Work to complete: Only an exact repetition of the entries will do.

Dataset entries on figures:
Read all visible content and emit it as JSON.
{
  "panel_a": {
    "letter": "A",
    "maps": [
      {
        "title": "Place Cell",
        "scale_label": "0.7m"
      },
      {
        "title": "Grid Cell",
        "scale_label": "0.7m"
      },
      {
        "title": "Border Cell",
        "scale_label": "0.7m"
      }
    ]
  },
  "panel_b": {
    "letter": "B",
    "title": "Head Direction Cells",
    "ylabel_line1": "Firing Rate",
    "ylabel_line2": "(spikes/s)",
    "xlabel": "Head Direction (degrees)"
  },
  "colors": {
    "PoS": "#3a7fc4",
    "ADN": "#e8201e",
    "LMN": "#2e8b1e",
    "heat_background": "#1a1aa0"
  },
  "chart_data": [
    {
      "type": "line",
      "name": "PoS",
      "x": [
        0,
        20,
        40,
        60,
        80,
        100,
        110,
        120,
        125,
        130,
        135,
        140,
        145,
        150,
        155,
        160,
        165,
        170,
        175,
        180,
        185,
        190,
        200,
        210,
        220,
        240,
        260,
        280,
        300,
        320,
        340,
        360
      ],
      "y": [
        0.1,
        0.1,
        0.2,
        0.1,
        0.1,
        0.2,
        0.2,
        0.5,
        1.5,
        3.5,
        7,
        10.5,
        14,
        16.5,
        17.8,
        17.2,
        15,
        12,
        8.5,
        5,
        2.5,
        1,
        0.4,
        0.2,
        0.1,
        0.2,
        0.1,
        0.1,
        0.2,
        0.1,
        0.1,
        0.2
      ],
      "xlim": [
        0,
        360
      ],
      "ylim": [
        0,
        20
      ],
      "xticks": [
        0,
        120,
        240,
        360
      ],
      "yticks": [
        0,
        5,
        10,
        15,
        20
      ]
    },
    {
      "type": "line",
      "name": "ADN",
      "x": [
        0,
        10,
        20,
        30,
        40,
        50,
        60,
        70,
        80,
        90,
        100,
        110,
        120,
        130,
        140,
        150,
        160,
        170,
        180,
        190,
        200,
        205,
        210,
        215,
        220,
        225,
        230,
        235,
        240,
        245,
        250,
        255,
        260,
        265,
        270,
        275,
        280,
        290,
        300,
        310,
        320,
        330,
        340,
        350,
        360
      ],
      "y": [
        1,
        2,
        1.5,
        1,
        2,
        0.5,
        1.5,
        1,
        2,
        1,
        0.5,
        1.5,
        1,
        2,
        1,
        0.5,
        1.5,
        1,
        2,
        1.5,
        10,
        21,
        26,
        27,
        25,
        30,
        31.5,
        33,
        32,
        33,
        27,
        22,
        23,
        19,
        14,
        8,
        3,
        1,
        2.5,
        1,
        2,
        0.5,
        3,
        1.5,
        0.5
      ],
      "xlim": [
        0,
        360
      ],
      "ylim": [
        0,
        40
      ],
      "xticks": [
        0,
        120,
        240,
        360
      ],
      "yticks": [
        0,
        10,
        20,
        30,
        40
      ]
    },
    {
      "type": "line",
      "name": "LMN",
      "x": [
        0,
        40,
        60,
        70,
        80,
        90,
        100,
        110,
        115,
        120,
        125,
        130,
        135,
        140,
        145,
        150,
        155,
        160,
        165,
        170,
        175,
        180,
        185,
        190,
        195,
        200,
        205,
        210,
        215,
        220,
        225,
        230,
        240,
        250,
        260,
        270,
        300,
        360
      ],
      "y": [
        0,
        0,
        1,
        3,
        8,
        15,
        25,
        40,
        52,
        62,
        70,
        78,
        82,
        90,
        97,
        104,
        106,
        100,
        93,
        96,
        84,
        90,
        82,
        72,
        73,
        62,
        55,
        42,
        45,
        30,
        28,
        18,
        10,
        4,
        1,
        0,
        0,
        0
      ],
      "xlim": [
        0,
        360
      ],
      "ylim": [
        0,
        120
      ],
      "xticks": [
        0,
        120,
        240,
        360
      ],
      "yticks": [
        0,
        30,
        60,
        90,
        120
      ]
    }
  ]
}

Result of the exercise:
Read all visible content and emit it as JSON.
{
  "panel_a": {
    "letter": "A",
    "maps": [
      {
        "title": "Place Cell",
        "scale_label": "0.7m"
      },
      {
        "title": "Grid Cell",
        "scale_label": "0.7m"
      },
      {
        "title": "Border Cell",
        "scale_label": "0.7m"
      }
    ]
  },
  "panel_b": {
    "letter": "B",
    "title": "Head Direction Cells",
    "ylabel_line1": "Firing Rate",
    "ylabel_line2": "(spikes/s)",
    "xlabel": "Head Direction (degrees)"
  },
  "colors": {
    "PoS": "#3a7fc4",
    "ADN": "#e8201e",
    "LMN": "#2e8b1e",
    "heat_background": "#1a1aa0"
  },
  "chart_data": [
    {
      "type": "line",
      "name": "PoS",
      "x": [
        0,
        20,
        40,
        60,
        80,
        100,
        110,
        120,
        125,
        130,
        135,
        140,
        145,
        150,
        155,
        160,
        165,
        170,
        175,
        180,
        185,
        190,
        200,
        210,
        220,
        240,
        260,
        280,
        300,
        320,
        340,
        360
      ],
      "y": [
        0.1,
        0.1,
        0.2,
        0.1,
        0.1,
        0.2,
        0.2,
        0.5,
        1.5,
        3.5,
        7,
        10.5,
        14,
        16.5,
        17.8,
        17.2,
        15,
        12,
        8.5,
        5,
        2.5,
        1,
        0.4,
        0.2,
        0.1,
        0.2,
        0.1,
        0.1,
        0.2,
        0.1,
        0.1,
        0.2
      ],
      "xlim": [
        0,
        360
      ],
      "ylim": [
        0,
        20
      ],
      "xticks": [
        0,
        120,
        240,
        360
      ],
      "yticks": [
        0,
        5,
        10,
        15,
        20
      ]
    },
    {
      "type": "line",
      "name": "ADN",
      "x": [
        0,
        10,
        20,
        30,
        40,
        50,
        60,
        70,
        80,
        90,
        100,
        110,
        120,
        130,
        140,
        150,
        160,
        170,
        180,
        190,
        200,
        205,
        210,
        215,
        220,
        225,
        230,
        235,
        240,
        245,
        250,
        255,
        260,
        265,
        270,
        275,
        280,
        290,
        300,
        310,
        320,
        330,
        340,
        350,
        360
      ],
      "y": [
        1,
        2,
        1.5,
        1,
        2,
        0.5,
        1.5,
        1,
        2,
        1,
        0.5,
        1.5,
        1,
        2,
        1,
        0.5,
        1.5,
        1,
        2,
        1.5,
        10,
        21,
        26,
        27,
        25,
        30,
        31.5,
        33,
        32,
        33,
        27,
        22,
        23,
        19,
        14,
        8,
        3,
        1,
        2.5,
        1,
        2,
        0.5,
        3,
        1.5,
        0.5
      ],
      "xlim": [
        0,
        360
      ],
      "ylim": [
        0,
        40
      ],
      "xticks": [
        0,
        120,
        240,
        360
      ],
      "yticks": [
        0,
        10,
        20,
        30,
        40
      ]
    },
    {
      "type": "line",
      "name": "LMN",
      "x": [
        0,
        40,
        60,
        70,
        80,
        90,
        100,
        110,
        115,
        120,
        125,
        130,
        135,
        140,
        145,
        150,
        155,
        160,
        165,
        170,
        175,
        180,
        185,
        190,
        195,
        200,
        205,
        210,
        215,
        220,
        225,
        230,
        240,
        250,
        260,
        270,
        300,
        360
      ],
      "y": [
        0,
        0,
        1,
        3,
        8,
        15,
        25,
        40,
        52,
        62,
        70,
        78,
        82,
        90,
        97,
        104,
        106,
        100,
        93,
        96,
        84,
        90,
        82,
        72,
        73,
        62,
        55,
        42,
        45,
        30,
        28,
        18,
        10,
        4,
        1,
        0,
        0,
        0
      ],
      "xlim": [
        0,
        360
      ],
      "ylim": [
        0,
        120
      ],
      "xticks": [
        0,
        120,
        240,
        360
      ],
      "yticks": [
        0,
        30,
        60,
        90,
        120
      ]
    }
  ]
}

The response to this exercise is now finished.